— START RECORDS TO USE —
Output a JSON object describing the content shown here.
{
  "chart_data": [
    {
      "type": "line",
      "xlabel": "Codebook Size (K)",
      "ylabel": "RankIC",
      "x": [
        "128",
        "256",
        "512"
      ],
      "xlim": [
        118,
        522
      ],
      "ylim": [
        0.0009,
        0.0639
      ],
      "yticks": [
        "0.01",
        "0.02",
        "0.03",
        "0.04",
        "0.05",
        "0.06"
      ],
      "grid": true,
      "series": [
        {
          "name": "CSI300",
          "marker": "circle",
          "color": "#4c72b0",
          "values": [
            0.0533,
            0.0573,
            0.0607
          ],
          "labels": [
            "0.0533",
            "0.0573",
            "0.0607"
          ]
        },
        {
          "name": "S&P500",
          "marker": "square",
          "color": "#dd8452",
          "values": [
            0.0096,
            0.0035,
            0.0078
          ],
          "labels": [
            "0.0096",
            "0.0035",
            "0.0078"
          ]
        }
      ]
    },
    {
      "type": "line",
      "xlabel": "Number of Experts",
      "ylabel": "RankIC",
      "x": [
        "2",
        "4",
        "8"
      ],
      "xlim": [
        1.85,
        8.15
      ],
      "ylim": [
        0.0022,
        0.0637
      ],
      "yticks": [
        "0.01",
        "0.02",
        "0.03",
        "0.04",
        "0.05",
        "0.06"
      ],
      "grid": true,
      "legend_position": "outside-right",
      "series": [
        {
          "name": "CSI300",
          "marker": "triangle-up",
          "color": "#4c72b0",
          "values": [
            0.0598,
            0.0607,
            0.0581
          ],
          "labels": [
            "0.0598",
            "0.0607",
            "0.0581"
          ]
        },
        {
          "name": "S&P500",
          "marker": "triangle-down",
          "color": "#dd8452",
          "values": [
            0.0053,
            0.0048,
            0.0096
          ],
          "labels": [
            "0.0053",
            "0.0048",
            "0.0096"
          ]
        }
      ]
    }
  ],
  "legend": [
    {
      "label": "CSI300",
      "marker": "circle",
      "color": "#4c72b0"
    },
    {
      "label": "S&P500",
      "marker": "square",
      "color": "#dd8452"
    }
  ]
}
— END RECORDS TO USE —
Search the records above for "triangle". Copy each line where it is found.

          "marker": "triangle-up",
          "marker": "triangle-down",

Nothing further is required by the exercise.